◆ Task directions ◆
List each line of the data in which the string "ANSYS" appears.

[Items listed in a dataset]
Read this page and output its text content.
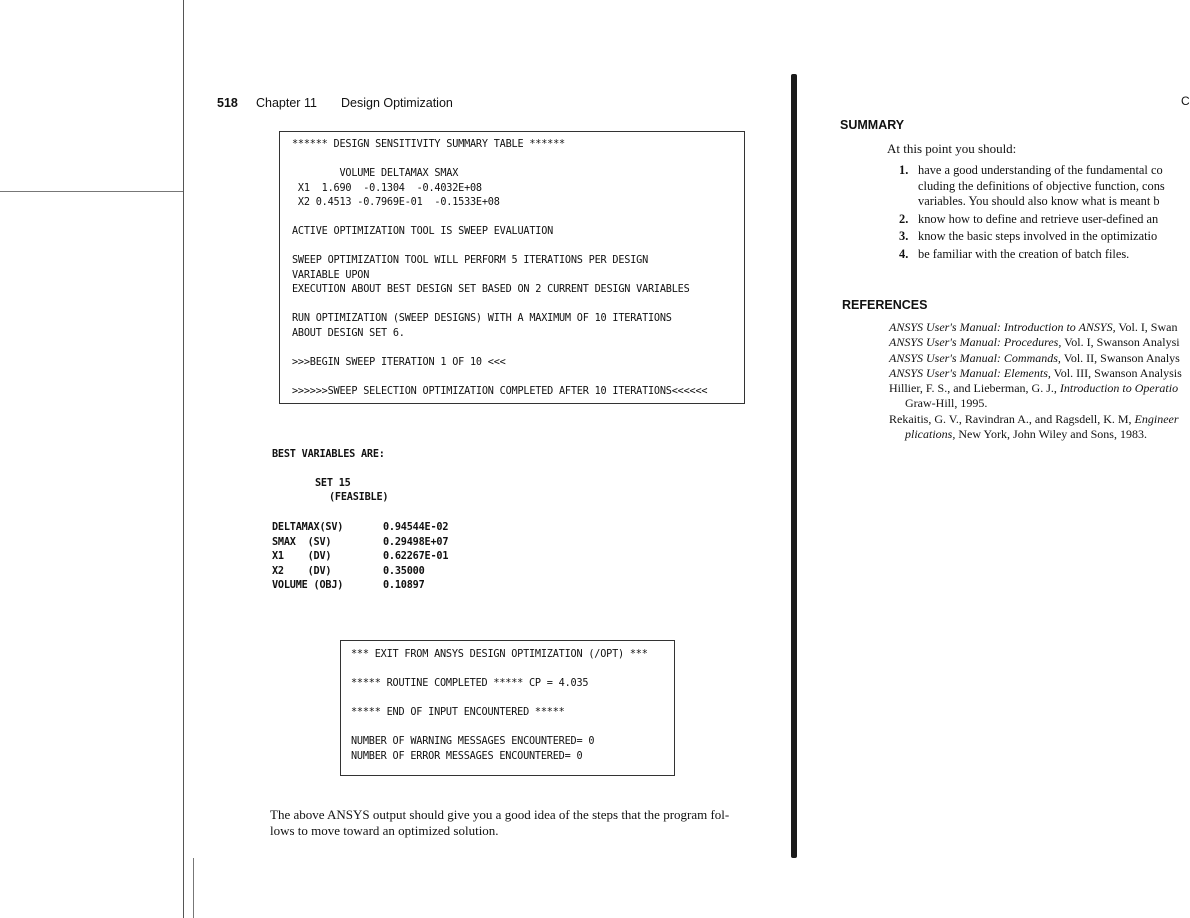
518 Chapter 11 Design Optimization
****** DESIGN SENSITIVITY SUMMARY TABLE ******

VOLUME DELTAMAX SMAX
X1  1.690  -0.1304  -0.4032E+08
X2 0.4513 -0.7969E-01  -0.1533E+08

ACTIVE OPTIMIZATION TOOL IS SWEEP EVALUATION

SWEEP OPTIMIZATION TOOL WILL PERFORM 5 ITERATIONS PER DESIGN
VARIABLE UPON
EXECUTION ABOUT BEST DESIGN SET BASED ON 2 CURRENT DESIGN VARIABLES

RUN OPTIMIZATION (SWEEP DESIGNS) WITH A MAXIMUM OF 10 ITERATIONS
ABOUT DESIGN SET 6.

>>>BEGIN SWEEP ITERATION 1 OF 10 <<<

>>>>>>SWEEP SELECTION OPTIMIZATION COMPLETED AFTER 10 ITERATIONS<<<<<<
BEST VARIABLES ARE:
SET 15
(FEASIBLE)
DELTAMAX(SV)	0.94544E-02
SMAX  (SV)	0.29498E+07
X1    (DV)	0.62267E-01
X2    (DV)	0.35000
VOLUME (OBJ)	0.10897
*** EXIT FROM ANSYS DESIGN OPTIMIZATION (/OPT) ***

***** ROUTINE COMPLETED ***** CP = 4.035

***** END OF INPUT ENCOUNTERED *****

NUMBER OF WARNING MESSAGES ENCOUNTERED= 0
NUMBER OF ERROR MESSAGES ENCOUNTERED= 0
The above ANSYS output should give you a good idea of the steps that the program fol-
lows to move toward an optimized solution.
C
SUMMARY
At this point you should:
1. have a good understanding of the fundamental co
cluding the definitions of objective function, cons
variables. You should also know what is meant b
2. know how to define and retrieve user-defined an
3. know the basic steps involved in the optimizatio
4. be familiar with the creation of batch files.
REFERENCES
ANSYS User's Manual: Introduction to ANSYS, Vol. I, Swan
ANSYS User's Manual: Procedures, Vol. I, Swanson Analysi
ANSYS User's Manual: Commands, Vol. II, Swanson Analys
ANSYS User's Manual: Elements, Vol. III, Swanson Analysis
Hillier, F. S., and Lieberman, G. J., Introduction to Operatio
Graw-Hill, 1995.
Rekaitis, G. V., Ravindran A., and Ragsdell, K. M, Engineer
plications, New York, John Wiley and Sons, 1983.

◆ The completed task ◆
*** EXIT FROM ANSYS DESIGN OPTIMIZATION (/OPT) ***
The above ANSYS output should give you a good idea of the steps that the program fol-
ANSYS User's Manual: Introduction to ANSYS, Vol. I, Swan
ANSYS User's Manual: Procedures, Vol. I, Swanson Analysi
ANSYS User's Manual: Commands, Vol. II, Swanson Analys
ANSYS User's Manual: Elements, Vol. III, Swanson Analysis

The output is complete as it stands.